Output every line below without omitting or altering anything.

# Data rows
⁂

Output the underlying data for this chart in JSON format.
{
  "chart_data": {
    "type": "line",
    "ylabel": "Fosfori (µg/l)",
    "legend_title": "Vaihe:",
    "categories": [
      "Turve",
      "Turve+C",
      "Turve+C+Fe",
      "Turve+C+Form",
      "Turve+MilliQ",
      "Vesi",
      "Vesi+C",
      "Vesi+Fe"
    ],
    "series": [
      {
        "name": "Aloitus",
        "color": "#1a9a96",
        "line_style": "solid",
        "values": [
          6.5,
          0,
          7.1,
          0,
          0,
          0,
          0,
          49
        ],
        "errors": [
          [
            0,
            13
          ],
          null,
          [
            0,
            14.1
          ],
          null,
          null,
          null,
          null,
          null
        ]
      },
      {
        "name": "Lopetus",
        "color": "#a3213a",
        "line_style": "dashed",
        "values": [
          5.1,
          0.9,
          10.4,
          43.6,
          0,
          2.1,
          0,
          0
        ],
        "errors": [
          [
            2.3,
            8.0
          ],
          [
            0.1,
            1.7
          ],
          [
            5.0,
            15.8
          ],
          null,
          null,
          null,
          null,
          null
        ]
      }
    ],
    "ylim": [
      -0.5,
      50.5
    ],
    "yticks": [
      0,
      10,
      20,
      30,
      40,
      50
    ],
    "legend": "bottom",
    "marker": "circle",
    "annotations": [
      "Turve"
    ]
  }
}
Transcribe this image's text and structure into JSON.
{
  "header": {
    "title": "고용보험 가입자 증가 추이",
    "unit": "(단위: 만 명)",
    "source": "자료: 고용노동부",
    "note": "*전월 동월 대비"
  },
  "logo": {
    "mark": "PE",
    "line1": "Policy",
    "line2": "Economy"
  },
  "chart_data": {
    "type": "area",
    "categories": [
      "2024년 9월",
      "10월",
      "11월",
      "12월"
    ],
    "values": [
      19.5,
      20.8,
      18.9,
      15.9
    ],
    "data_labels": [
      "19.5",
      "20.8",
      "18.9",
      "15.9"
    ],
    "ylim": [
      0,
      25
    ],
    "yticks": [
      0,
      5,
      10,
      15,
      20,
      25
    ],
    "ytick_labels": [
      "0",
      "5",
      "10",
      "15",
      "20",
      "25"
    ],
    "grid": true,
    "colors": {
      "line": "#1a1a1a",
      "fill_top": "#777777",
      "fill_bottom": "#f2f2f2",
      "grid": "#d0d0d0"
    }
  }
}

⁂

# Expected answer
Output the underlying data for this chart in JSON format.
{
  "chart_data": {
    "type": "line",
    "ylabel": "Fosfori (µg/l)",
    "legend_title": "Vaihe:",
    "categories": [
      "Turve",
      "Turve+C",
      "Turve+C+Fe",
      "Turve+C+Form",
      "Turve+MilliQ",
      "Vesi",
      "Vesi+C",
      "Vesi+Fe"
    ],
    "series": [
      {
        "name": "Aloitus",
        "color": "#1a9a96",
        "line_style": "solid",
        "values": [
          6.5,
          0,
          7.1,
          0,
          0,
          0,
          0,
          49
        ],
        "errors": [
          [
            0,
            13
          ],
          null,
          [
            0,
            14.1
          ],
          null,
          null,
          null,
          null,
          null
        ]
      },
      {
        "name": "Lopetus",
        "color": "#a3213a",
        "line_style": "dashed",
        "values": [
          5.1,
          0.9,
          10.4,
          43.6,
          0,
          2.1,
          0,
          0
        ],
        "errors": [
          [
            2.3,
            8.0
          ],
          [
            0.1,
            1.7
          ],
          [
            5.0,
            15.8
          ],
          null,
          null,
          null,
          null,
          null
        ]
      }
    ],
    "ylim": [
      -0.5,
      50.5
    ],
    "yticks": [
      0,
      10,
      20,
      30,
      40,
      50
    ],
    "legend": "bottom",
    "marker": "circle",
    "annotations": [
      "Turve"
    ]
  }
}
Transcribe this image's text and structure into JSON.
{
  "header": {
    "title": "고용보험 가입자 증가 추이",
    "unit": "(단위: 만 명)",
    "source": "자료: 고용노동부",
    "note": "*전월 동월 대비"
  },
  "logo": {
    "mark": "PE",
    "line1": "Policy",
    "line2": "Economy"
  },
  "chart_data": {
    "type": "area",
    "categories": [
      "2024년 9월",
      "10월",
      "11월",
      "12월"
    ],
    "values": [
      19.5,
      20.8,
      18.9,
      15.9
    ],
    "data_labels": [
      "19.5",
      "20.8",
      "18.9",
      "15.9"
    ],
    "ylim": [
      0,
      25
    ],
    "yticks": [
      0,
      5,
      10,
      15,
      20,
      25
    ],
    "ytick_labels": [
      "0",
      "5",
      "10",
      "15",
      "20",
      "25"
    ],
    "grid": true,
    "colors": {
      "line": "#1a1a1a",
      "fill_top": "#777777",
      "fill_bottom": "#f2f2f2",
      "grid": "#d0d0d0"
    }
  }
}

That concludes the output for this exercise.